▸ **Поставленная задача a**
Откуда и какого числа Пушкин отправил брату второе письмо, упомянутое во фрагменте документа?

Еще подумав, Пушкин примечание снял. Но формулировка «ничего не значит» возникает у него еще раз, в другом письме брату, которое он отправляет из Кишинева 30 января 1823 года – будто ему важно закрепить внимание брата на этой формулировке, повторив ее не единожды. С расчетом, что «Лайон, мой курчавый брат» перескажет ее другим людям, если вдолбить ее в его память? И вновь эта формулировка относится к Рылееву, причем в контексте, в котором Рылеева как поэта совершенно спокойно можно было и не поминать. Пушкин ругается, что в его стихотворении, напечатанном в альманахе Рылеева и Бестужева «Полярная Звезда на 1823 год» допущена грубая искажающая опечатка в строке про тревожных дум, слово, употребляемое знаменитым Рылеевым, но которое по-русски ничего не значит.

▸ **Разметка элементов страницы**
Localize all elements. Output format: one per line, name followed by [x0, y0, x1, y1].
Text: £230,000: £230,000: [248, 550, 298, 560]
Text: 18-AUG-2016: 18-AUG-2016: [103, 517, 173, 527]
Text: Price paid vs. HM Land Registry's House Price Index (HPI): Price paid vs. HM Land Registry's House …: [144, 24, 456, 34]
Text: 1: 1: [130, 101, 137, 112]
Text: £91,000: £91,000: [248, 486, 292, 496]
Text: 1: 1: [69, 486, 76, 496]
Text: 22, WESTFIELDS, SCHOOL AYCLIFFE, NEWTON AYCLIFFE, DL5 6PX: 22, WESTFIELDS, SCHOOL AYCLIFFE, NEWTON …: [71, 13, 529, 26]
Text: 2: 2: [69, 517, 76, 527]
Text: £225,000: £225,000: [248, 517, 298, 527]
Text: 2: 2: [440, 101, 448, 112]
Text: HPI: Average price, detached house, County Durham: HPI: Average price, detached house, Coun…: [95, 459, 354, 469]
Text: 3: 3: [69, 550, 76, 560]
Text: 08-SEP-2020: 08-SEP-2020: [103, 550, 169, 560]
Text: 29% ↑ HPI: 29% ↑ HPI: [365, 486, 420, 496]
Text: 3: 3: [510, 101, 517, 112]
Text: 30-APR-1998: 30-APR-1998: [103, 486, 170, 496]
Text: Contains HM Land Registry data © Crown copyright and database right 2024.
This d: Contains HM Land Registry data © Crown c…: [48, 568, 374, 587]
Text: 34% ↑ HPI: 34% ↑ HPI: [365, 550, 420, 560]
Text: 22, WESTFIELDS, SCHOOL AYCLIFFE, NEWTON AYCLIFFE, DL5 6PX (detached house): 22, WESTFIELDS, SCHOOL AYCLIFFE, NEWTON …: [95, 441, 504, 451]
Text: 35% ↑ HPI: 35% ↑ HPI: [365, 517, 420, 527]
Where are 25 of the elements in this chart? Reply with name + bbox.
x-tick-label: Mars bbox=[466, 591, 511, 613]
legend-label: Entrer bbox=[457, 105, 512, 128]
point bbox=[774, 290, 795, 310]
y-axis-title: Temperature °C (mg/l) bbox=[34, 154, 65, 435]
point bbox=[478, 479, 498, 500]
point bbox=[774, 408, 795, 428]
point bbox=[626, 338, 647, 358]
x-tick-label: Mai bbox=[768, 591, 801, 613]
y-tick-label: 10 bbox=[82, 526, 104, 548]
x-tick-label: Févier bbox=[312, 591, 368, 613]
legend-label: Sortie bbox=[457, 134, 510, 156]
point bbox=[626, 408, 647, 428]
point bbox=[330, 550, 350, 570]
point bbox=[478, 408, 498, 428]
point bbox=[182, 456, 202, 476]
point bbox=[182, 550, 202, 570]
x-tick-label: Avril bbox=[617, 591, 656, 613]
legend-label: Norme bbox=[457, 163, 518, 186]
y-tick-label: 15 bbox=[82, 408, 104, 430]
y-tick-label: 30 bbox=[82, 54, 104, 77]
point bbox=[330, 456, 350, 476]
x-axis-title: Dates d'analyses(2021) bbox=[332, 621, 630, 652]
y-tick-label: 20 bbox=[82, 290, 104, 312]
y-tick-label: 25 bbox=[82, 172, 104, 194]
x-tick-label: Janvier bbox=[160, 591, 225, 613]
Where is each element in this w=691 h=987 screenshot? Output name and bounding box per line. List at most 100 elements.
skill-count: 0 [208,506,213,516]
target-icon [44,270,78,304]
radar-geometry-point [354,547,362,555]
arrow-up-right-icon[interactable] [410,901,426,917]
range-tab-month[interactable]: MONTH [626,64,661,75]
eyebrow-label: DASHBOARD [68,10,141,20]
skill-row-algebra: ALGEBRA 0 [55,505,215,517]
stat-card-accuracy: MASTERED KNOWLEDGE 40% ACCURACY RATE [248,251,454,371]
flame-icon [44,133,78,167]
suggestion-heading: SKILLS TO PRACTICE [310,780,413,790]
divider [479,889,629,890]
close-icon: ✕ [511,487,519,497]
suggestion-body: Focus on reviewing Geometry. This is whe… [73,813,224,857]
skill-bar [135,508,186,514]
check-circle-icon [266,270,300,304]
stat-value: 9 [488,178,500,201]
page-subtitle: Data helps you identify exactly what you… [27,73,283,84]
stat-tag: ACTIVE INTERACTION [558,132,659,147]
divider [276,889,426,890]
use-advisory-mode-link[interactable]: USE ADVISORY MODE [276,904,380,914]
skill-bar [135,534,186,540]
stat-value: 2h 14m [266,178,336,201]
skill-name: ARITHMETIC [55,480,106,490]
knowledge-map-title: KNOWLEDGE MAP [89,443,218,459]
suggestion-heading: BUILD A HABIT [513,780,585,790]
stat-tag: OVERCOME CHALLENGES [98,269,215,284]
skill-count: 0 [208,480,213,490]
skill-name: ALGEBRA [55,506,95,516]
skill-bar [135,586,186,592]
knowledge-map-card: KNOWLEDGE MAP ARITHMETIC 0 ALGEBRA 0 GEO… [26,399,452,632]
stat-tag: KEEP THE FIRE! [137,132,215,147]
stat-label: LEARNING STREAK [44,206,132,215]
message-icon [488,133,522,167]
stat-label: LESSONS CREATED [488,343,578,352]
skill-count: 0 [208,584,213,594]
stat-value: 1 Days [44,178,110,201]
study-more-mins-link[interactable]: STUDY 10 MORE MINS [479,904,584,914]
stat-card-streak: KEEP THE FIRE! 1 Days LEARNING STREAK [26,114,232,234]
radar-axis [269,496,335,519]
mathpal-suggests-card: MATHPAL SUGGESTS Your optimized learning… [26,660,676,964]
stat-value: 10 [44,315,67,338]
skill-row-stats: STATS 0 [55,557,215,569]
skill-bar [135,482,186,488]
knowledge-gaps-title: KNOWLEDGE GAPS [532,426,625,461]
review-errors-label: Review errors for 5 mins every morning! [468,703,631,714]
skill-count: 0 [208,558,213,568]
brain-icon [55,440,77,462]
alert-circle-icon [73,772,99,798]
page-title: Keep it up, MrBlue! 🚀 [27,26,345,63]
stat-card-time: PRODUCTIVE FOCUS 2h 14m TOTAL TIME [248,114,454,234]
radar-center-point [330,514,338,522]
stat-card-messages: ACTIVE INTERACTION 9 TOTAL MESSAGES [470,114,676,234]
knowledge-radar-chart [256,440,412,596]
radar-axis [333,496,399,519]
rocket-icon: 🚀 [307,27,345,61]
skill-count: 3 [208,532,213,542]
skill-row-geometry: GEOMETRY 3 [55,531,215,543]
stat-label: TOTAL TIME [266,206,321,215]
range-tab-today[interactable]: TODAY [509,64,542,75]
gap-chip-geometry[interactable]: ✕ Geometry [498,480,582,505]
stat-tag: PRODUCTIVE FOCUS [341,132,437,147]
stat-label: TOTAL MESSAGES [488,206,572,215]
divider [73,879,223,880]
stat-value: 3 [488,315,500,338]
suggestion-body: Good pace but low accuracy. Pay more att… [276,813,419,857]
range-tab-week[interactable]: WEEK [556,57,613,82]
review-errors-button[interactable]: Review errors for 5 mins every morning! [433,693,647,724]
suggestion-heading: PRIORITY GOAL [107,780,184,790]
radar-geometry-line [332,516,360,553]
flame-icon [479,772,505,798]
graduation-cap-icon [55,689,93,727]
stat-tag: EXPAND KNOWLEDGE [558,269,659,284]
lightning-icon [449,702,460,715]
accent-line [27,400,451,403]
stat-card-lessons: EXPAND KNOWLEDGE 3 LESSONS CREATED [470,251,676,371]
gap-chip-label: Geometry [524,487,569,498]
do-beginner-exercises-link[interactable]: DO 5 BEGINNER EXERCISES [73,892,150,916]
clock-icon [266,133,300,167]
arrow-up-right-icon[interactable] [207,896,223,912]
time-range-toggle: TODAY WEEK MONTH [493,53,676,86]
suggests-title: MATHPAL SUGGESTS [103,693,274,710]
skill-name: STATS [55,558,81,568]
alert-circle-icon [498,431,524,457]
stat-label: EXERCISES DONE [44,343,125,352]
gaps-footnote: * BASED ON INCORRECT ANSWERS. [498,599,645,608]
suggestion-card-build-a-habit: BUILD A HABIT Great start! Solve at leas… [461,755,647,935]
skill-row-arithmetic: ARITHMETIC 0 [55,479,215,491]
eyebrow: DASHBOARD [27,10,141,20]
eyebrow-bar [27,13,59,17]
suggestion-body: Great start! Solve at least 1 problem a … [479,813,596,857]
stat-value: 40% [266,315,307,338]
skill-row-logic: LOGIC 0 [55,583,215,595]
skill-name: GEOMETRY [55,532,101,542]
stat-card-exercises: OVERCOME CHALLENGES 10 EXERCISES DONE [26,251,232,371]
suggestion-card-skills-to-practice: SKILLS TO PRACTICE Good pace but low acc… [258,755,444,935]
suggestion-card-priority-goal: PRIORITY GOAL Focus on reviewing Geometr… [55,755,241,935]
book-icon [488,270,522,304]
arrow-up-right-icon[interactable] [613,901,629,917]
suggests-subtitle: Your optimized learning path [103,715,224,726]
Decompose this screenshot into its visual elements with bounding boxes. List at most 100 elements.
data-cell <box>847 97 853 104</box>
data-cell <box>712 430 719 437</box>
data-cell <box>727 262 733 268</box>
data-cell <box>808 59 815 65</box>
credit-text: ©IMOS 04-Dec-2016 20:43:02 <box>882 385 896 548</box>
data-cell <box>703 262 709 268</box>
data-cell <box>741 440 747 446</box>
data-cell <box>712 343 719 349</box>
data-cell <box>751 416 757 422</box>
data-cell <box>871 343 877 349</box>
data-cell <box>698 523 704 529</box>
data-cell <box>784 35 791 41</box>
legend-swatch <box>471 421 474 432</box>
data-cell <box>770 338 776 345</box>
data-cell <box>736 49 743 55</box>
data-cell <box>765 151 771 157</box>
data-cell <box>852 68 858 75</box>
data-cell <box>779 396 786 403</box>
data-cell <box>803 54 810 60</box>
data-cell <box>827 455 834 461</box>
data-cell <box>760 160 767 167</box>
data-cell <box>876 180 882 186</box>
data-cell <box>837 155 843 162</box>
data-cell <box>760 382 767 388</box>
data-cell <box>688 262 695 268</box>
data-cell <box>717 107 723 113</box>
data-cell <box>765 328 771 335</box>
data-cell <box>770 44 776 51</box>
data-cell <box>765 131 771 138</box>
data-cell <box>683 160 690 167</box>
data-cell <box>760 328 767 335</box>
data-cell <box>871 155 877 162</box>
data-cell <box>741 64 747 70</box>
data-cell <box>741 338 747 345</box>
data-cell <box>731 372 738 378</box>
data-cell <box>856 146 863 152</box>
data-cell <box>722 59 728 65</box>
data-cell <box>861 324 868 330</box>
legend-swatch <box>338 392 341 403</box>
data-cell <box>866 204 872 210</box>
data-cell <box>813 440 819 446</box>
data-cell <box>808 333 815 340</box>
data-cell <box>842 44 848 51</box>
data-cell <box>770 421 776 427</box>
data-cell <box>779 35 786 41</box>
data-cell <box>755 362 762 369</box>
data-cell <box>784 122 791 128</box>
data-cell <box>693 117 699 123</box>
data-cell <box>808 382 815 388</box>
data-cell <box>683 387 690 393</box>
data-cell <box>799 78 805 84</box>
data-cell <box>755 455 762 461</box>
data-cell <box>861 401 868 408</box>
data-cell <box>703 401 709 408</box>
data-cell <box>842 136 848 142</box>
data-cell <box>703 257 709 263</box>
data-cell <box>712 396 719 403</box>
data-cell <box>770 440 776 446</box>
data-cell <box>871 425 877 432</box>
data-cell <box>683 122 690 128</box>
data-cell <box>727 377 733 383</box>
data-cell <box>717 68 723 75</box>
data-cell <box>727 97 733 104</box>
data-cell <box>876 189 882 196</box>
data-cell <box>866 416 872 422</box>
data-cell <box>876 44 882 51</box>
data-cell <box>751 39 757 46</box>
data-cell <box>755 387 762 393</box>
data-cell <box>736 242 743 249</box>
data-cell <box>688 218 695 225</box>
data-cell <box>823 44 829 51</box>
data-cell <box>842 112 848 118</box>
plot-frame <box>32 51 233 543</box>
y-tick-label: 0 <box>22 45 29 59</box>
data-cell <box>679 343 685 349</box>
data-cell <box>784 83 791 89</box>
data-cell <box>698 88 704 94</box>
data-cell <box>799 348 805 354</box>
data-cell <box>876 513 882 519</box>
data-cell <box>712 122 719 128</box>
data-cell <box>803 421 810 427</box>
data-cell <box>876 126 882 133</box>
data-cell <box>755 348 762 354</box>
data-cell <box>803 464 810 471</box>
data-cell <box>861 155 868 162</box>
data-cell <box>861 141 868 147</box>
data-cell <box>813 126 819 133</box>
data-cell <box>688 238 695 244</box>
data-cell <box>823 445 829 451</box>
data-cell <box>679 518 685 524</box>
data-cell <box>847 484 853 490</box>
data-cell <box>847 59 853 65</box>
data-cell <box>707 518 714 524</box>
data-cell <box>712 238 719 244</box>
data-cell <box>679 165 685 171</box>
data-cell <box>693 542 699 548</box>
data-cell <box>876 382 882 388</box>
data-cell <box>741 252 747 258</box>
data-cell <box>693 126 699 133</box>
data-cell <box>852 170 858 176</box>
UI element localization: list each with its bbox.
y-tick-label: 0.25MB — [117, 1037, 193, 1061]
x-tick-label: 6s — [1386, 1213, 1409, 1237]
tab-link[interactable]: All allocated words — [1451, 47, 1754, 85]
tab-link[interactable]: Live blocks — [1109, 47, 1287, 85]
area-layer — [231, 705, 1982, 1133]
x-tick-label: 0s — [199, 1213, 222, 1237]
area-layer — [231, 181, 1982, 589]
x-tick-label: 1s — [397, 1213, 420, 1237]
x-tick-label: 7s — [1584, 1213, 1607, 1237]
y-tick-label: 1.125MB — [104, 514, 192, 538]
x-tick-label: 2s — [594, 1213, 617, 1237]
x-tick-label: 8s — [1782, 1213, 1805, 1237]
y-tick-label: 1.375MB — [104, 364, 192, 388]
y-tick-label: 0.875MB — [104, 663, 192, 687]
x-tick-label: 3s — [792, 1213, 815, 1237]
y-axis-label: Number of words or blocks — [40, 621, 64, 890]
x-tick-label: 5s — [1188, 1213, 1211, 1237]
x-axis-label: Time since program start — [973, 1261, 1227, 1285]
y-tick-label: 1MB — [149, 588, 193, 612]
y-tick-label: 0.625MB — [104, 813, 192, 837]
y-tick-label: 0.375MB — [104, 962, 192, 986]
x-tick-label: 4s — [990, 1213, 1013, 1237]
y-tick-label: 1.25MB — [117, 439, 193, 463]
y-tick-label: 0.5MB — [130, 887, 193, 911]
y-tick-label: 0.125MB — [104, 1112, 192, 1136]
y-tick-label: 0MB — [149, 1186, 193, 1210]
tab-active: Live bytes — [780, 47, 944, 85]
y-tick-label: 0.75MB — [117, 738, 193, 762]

▸ **Поставленная задача b**
Переименуй «WESTFIELDS» в «EASTFIELDS» в листинге и приведи строки от его начала вниз до строки с «x-tick-label: Mars bbox=[466, 591, 511, 613]» включительно, больше ничего не меняя.

▸ **Решение задачи a**
Из Кишинева, 30 января 1823 года.

▸ **Решение задачи b**
Localize all elements. Output format: one per line, name followed by [x0, y0, x1, y1].
Text: £230,000: £230,000: [248, 550, 298, 560]
Text: 18-AUG-2016: 18-AUG-2016: [103, 517, 173, 527]
Text: Price paid vs. HM Land Registry's House Price Index (HPI): Price paid vs. HM Land Registry's House …: [144, 24, 456, 34]
Text: 1: 1: [130, 101, 137, 112]
Text: £91,000: £91,000: [248, 486, 292, 496]
Text: 1: 1: [69, 486, 76, 496]
Text: 22, EASTFIELDS, SCHOOL AYCLIFFE, NEWTON AYCLIFFE, DL5 6PX: 22, EASTFIELDS, SCHOOL AYCLIFFE, NEWTON …: [71, 13, 529, 26]
Text: 2: 2: [69, 517, 76, 527]
Text: £225,000: £225,000: [248, 517, 298, 527]
Text: 2: 2: [440, 101, 448, 112]
Text: HPI: Average price, detached house, County Durham: HPI: Average price, detached house, Coun…: [95, 459, 354, 469]
Text: 3: 3: [69, 550, 76, 560]
Text: 08-SEP-2020: 08-SEP-2020: [103, 550, 169, 560]
Text: 29% ↑ HPI: 29% ↑ HPI: [365, 486, 420, 496]
Text: 3: 3: [510, 101, 517, 112]
Text: 30-APR-1998: 30-APR-1998: [103, 486, 170, 496]
Text: Contains HM Land Registry data © Crown copyright and database right 2024.
This d: Contains HM Land Registry data © Crown c…: [48, 568, 374, 587]
Text: 34% ↑ HPI: 34% ↑ HPI: [365, 550, 420, 560]
Text: 22, EASTFIELDS, SCHOOL AYCLIFFE, NEWTON AYCLIFFE, DL5 6PX (detached house): 22, EASTFIELDS, SCHOOL AYCLIFFE, NEWTON …: [95, 441, 504, 451]
Text: 35% ↑ HPI: 35% ↑ HPI: [365, 517, 420, 527]
Where are 25 of the elements in this chart? Reply with name + bbox.
x-tick-label: Mars bbox=[466, 591, 511, 613]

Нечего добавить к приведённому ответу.